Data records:
◇ ◇ ◇ ◇ ◇

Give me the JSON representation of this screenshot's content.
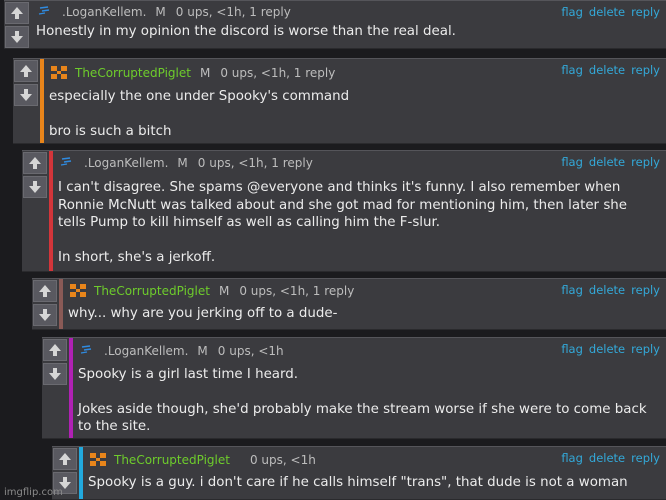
{
  "colors": {
    "background": "#1b1b1e",
    "card": "#3b3b3f",
    "link": "#33a9d9",
    "bar_orange": "#e8851b",
    "bar_red": "#d2353a",
    "bar_brown": "#8a5a56",
    "bar_magenta": "#b021b4",
    "bar_cyan": "#22a9dd",
    "username_green": "#6ecc2c"
  },
  "actions": {
    "flag": "flag",
    "delete": "delete",
    "reply": "reply"
  },
  "comments": [
    {
      "username": ".LoganKellem.",
      "avatar_icon": "blue-streak-icon",
      "badge": "M",
      "stats": "0 ups, <1h, 1 reply",
      "paragraphs": [
        "Honestly in my opinion the discord is worse than the real deal."
      ]
    },
    {
      "username": "TheCorruptedPiglet",
      "avatar_icon": "orange-cross-icon",
      "badge": "M",
      "stats": "0 ups, <1h, 1 reply",
      "paragraphs": [
        "especially the one under Spooky's command",
        "bro is such a bitch"
      ]
    },
    {
      "username": ".LoganKellem.",
      "avatar_icon": "blue-streak-icon",
      "badge": "M",
      "stats": "0 ups, <1h, 1 reply",
      "paragraphs": [
        "I can't disagree. She spams @everyone and thinks it's funny. I also remember when Ronnie McNutt was talked about and she got mad for mentioning him, then later she tells Pump to kill himself as well as calling him the F-slur.",
        "In short, she's a jerkoff."
      ]
    },
    {
      "username": "TheCorruptedPiglet",
      "avatar_icon": "orange-cross-icon",
      "badge": "M",
      "stats": "0 ups, <1h, 1 reply",
      "paragraphs": [
        "why... why are you jerking off to a dude-"
      ]
    },
    {
      "username": ".LoganKellem.",
      "avatar_icon": "blue-streak-icon",
      "badge": "M",
      "stats": "0 ups, <1h",
      "paragraphs": [
        "Spooky is a girl last time I heard.",
        "Jokes aside though, she'd probably make the stream worse if she were to come back to the site."
      ]
    },
    {
      "username": "TheCorruptedPiglet",
      "avatar_icon": "orange-cross-icon",
      "badge": "",
      "stats": "0 ups, <1h",
      "paragraphs": [
        "Spooky is a guy. i don't care if he calls himself \"trans\", that dude is not a woman"
      ]
    }
  ],
  "watermark": "imgflip.com"
}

◇ ◇ ◇ ◇ ◇

= What you should do =
Scan the listing above and copy all lines containing the word "dude".

= Answer for the task =
        "why... why are you jerking off to a dude-"
        "Spooky is a guy. i don't care if he calls himself \"trans\", that dude is not a woman"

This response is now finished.